(Dataset entries)
-----
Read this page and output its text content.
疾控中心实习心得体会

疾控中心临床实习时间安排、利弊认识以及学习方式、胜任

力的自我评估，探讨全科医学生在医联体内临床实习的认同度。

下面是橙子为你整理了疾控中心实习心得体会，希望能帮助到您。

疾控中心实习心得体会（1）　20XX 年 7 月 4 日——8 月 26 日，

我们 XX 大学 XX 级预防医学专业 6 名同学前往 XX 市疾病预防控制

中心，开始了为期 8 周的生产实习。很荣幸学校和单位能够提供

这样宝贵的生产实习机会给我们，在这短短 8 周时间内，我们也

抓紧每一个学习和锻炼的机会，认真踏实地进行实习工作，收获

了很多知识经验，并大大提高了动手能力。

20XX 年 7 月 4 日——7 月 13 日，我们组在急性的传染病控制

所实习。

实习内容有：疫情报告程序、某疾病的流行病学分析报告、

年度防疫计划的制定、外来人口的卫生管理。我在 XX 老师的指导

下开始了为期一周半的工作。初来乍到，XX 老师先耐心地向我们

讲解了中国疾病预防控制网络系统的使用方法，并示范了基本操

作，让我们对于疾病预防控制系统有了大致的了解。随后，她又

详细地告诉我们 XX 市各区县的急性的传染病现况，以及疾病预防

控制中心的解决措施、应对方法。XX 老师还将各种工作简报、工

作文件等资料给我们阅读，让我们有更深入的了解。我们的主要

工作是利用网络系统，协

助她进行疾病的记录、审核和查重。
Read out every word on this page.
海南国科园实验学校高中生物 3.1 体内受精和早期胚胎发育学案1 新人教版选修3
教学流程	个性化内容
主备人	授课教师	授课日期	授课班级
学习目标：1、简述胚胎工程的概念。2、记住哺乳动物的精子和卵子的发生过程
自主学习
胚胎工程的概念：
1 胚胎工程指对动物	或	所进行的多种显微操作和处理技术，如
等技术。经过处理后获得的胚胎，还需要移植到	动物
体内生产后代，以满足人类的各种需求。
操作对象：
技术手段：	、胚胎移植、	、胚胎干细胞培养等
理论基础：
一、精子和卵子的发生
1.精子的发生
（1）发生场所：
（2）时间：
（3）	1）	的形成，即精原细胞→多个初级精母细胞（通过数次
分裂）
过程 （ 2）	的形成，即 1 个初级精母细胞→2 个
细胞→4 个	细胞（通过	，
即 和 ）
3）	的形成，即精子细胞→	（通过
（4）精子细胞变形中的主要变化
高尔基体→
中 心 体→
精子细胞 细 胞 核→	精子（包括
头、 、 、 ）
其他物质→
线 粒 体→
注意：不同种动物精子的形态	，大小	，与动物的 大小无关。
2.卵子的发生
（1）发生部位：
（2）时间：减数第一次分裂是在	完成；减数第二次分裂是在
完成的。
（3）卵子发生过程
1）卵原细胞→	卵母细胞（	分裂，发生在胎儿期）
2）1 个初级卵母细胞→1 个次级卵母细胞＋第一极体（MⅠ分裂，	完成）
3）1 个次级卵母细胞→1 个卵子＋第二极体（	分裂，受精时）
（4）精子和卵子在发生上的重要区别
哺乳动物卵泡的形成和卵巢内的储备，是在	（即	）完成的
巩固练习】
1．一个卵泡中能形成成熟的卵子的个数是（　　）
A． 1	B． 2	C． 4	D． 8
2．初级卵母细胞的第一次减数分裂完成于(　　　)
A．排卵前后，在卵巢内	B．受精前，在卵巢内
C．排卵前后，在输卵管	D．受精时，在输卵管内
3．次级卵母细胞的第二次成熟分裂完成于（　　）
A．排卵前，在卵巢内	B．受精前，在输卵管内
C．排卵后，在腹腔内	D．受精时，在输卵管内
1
-----
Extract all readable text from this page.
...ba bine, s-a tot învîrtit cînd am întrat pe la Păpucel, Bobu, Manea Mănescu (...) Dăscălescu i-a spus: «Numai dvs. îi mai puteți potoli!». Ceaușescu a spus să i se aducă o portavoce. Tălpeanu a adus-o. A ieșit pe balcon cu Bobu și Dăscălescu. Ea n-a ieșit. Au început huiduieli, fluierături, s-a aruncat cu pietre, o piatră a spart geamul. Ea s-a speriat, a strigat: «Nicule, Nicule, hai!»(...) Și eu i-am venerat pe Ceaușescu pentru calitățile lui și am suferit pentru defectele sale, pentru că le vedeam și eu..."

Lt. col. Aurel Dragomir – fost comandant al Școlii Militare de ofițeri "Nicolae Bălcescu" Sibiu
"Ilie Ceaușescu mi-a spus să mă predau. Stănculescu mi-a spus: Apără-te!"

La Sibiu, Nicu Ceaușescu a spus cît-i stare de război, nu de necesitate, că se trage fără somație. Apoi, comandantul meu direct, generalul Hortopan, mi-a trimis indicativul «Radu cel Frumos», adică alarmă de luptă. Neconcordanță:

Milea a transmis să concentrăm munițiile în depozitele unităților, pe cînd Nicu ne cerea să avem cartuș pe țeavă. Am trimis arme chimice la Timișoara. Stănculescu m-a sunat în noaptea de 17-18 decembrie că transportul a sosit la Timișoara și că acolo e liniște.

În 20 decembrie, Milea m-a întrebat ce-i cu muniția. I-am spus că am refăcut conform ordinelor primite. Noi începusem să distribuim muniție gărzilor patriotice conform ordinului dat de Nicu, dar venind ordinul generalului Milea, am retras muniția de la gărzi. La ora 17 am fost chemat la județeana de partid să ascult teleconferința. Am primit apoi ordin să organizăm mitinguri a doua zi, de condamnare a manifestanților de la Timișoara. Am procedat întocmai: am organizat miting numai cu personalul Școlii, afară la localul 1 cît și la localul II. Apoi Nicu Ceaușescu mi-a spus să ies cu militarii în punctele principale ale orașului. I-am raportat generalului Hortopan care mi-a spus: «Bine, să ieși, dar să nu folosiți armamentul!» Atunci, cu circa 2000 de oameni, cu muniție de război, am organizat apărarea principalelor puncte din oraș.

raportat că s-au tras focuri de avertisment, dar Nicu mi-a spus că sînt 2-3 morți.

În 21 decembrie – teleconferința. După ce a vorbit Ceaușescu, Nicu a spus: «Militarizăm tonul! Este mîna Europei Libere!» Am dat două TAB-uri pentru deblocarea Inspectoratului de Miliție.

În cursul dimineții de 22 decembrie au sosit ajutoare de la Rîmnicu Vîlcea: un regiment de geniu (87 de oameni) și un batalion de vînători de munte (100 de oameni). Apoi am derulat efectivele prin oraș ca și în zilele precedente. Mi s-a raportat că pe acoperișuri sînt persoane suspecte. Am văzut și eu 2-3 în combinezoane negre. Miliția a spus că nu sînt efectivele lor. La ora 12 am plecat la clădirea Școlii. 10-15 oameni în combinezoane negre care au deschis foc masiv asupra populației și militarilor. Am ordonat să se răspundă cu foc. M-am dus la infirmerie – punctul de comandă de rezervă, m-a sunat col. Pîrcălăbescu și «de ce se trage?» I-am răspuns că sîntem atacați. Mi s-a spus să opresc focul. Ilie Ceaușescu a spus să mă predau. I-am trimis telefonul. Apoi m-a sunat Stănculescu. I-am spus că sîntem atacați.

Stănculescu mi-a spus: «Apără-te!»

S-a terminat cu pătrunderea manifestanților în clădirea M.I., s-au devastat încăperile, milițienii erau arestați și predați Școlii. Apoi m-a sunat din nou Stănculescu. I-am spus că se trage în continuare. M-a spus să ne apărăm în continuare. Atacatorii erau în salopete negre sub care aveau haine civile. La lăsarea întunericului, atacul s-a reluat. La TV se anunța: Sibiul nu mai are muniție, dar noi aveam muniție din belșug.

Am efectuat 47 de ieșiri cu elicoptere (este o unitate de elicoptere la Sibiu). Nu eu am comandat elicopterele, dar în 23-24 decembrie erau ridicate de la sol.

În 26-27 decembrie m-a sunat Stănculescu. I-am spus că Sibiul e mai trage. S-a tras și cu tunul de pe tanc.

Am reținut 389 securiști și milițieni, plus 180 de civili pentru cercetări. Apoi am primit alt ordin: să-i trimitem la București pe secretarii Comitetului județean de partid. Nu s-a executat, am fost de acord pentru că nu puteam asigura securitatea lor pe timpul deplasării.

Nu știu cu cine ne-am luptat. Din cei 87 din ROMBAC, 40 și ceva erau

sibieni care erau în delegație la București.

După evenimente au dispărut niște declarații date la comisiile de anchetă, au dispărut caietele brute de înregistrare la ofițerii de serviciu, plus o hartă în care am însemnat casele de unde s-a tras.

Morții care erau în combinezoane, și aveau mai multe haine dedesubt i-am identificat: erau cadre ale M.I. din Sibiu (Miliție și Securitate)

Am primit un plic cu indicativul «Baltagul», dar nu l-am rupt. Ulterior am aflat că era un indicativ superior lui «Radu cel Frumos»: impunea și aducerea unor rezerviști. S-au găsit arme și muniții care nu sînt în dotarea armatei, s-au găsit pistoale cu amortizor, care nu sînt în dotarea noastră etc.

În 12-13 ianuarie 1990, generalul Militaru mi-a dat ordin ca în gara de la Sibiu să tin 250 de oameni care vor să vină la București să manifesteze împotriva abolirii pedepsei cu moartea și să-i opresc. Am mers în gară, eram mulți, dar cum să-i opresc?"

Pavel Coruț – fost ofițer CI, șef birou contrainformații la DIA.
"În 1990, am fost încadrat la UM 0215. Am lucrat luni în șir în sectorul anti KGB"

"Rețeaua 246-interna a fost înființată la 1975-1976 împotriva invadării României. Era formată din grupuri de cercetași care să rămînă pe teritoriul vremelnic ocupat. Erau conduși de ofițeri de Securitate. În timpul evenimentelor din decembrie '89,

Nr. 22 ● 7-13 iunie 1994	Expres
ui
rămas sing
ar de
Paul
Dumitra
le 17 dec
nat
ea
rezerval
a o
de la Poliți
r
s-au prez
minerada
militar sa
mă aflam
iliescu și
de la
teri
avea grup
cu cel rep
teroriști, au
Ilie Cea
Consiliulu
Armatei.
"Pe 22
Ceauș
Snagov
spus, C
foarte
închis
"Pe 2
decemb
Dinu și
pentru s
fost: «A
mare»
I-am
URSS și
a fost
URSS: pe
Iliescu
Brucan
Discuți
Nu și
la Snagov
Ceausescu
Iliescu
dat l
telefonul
-----
AIM: Copy every line that contains the string "page".

RESULT FOR THIS TASK:
Read this page and output its text content.
Read out every word on this page.
Extract all readable text from this page.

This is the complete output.